[Stored data entries]
■ ■ ■
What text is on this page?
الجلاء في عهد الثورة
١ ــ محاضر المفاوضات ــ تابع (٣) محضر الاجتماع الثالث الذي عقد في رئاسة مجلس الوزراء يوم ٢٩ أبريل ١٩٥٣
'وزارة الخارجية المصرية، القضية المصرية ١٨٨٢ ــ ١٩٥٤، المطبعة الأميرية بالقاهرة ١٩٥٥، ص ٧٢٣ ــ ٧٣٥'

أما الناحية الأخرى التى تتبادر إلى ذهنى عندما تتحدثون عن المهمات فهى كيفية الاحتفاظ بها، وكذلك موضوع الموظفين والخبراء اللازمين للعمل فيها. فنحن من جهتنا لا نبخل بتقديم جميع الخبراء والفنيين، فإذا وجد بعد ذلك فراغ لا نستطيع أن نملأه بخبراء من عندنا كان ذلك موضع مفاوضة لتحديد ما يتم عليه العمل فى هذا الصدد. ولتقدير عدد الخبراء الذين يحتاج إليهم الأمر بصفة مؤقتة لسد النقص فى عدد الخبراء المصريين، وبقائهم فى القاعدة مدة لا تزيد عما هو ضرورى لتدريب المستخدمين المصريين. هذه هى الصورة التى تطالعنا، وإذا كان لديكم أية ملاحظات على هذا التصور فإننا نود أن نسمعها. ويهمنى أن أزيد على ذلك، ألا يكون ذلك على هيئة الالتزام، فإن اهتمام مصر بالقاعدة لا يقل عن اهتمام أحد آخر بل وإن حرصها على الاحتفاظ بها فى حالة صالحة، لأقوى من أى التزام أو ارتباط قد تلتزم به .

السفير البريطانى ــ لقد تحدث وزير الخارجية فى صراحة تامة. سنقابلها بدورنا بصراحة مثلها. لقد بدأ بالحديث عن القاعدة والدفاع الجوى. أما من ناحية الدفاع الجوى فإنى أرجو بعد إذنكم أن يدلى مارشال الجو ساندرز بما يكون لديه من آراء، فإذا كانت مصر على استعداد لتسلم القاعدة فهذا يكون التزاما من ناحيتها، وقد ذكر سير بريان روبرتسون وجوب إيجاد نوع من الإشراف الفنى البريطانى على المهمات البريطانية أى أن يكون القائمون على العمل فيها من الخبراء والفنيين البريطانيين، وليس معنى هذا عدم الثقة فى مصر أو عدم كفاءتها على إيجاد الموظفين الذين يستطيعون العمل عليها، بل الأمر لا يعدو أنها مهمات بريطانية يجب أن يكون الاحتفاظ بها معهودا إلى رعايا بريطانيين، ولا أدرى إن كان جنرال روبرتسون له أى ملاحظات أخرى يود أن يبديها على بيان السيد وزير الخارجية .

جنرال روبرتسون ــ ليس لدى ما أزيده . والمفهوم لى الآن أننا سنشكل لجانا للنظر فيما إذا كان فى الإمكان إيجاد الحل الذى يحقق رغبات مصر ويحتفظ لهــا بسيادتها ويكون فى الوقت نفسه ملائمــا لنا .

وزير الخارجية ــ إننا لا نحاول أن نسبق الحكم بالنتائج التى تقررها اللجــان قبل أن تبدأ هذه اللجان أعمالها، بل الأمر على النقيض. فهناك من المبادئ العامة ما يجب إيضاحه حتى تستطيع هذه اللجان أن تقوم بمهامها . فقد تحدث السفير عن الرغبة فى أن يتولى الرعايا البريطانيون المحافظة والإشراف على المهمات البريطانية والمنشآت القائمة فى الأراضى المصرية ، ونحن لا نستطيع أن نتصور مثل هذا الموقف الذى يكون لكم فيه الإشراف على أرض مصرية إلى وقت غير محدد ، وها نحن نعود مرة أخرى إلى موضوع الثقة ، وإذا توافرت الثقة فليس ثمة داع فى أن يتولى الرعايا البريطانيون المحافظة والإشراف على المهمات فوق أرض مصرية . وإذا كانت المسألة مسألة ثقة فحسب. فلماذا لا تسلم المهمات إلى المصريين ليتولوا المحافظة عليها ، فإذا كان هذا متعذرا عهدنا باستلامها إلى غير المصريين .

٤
■ ■ ■
◆ WHAT IS BEING ASKED: Provide all the records again, word for word.

◆ WRITTEN SOLUTION:
What text is on this page?
الجلاء في عهد الثورة
١ ــ محاضر المفاوضات ــ تابع (٣) محضر الاجتماع الثالث الذي عقد في رئاسة مجلس الوزراء يوم ٢٩ أبريل ١٩٥٣
'وزارة الخارجية المصرية، القضية المصرية ١٨٨٢ ــ ١٩٥٤، المطبعة الأميرية بالقاهرة ١٩٥٥، ص ٧٢٣ ــ ٧٣٥'

أما الناحية الأخرى التى تتبادر إلى ذهنى عندما تتحدثون عن المهمات فهى كيفية الاحتفاظ بها، وكذلك موضوع الموظفين والخبراء اللازمين للعمل فيها. فنحن من جهتنا لا نبخل بتقديم جميع الخبراء والفنيين، فإذا وجد بعد ذلك فراغ لا نستطيع أن نملأه بخبراء من عندنا كان ذلك موضع مفاوضة لتحديد ما يتم عليه العمل فى هذا الصدد. ولتقدير عدد الخبراء الذين يحتاج إليهم الأمر بصفة مؤقتة لسد النقص فى عدد الخبراء المصريين، وبقائهم فى القاعدة مدة لا تزيد عما هو ضرورى لتدريب المستخدمين المصريين. هذه هى الصورة التى تطالعنا، وإذا كان لديكم أية ملاحظات على هذا التصور فإننا نود أن نسمعها. ويهمنى أن أزيد على ذلك، ألا يكون ذلك على هيئة الالتزام، فإن اهتمام مصر بالقاعدة لا يقل عن اهتمام أحد آخر بل وإن حرصها على الاحتفاظ بها فى حالة صالحة، لأقوى من أى التزام أو ارتباط قد تلتزم به .

السفير البريطانى ــ لقد تحدث وزير الخارجية فى صراحة تامة. سنقابلها بدورنا بصراحة مثلها. لقد بدأ بالحديث عن القاعدة والدفاع الجوى. أما من ناحية الدفاع الجوى فإنى أرجو بعد إذنكم أن يدلى مارشال الجو ساندرز بما يكون لديه من آراء، فإذا كانت مصر على استعداد لتسلم القاعدة فهذا يكون التزاما من ناحيتها، وقد ذكر سير بريان روبرتسون وجوب إيجاد نوع من الإشراف الفنى البريطانى على المهمات البريطانية أى أن يكون القائمون على العمل فيها من الخبراء والفنيين البريطانيين، وليس معنى هذا عدم الثقة فى مصر أو عدم كفاءتها على إيجاد الموظفين الذين يستطيعون العمل عليها، بل الأمر لا يعدو أنها مهمات بريطانية يجب أن يكون الاحتفاظ بها معهودا إلى رعايا بريطانيين، ولا أدرى إن كان جنرال روبرتسون له أى ملاحظات أخرى يود أن يبديها على بيان السيد وزير الخارجية .

جنرال روبرتسون ــ ليس لدى ما أزيده . والمفهوم لى الآن أننا سنشكل لجانا للنظر فيما إذا كان فى الإمكان إيجاد الحل الذى يحقق رغبات مصر ويحتفظ لهــا بسيادتها ويكون فى الوقت نفسه ملائمــا لنا .

وزير الخارجية ــ إننا لا نحاول أن نسبق الحكم بالنتائج التى تقررها اللجــان قبل أن تبدأ هذه اللجان أعمالها، بل الأمر على النقيض. فهناك من المبادئ العامة ما يجب إيضاحه حتى تستطيع هذه اللجان أن تقوم بمهامها . فقد تحدث السفير عن الرغبة فى أن يتولى الرعايا البريطانيون المحافظة والإشراف على المهمات البريطانية والمنشآت القائمة فى الأراضى المصرية ، ونحن لا نستطيع أن نتصور مثل هذا الموقف الذى يكون لكم فيه الإشراف على أرض مصرية إلى وقت غير محدد ، وها نحن نعود مرة أخرى إلى موضوع الثقة ، وإذا توافرت الثقة فليس ثمة داع فى أن يتولى الرعايا البريطانيون المحافظة والإشراف على المهمات فوق أرض مصرية . وإذا كانت المسألة مسألة ثقة فحسب. فلماذا لا تسلم المهمات إلى المصريين ليتولوا المحافظة عليها ، فإذا كان هذا متعذرا عهدنا باستلامها إلى غير المصريين .

٤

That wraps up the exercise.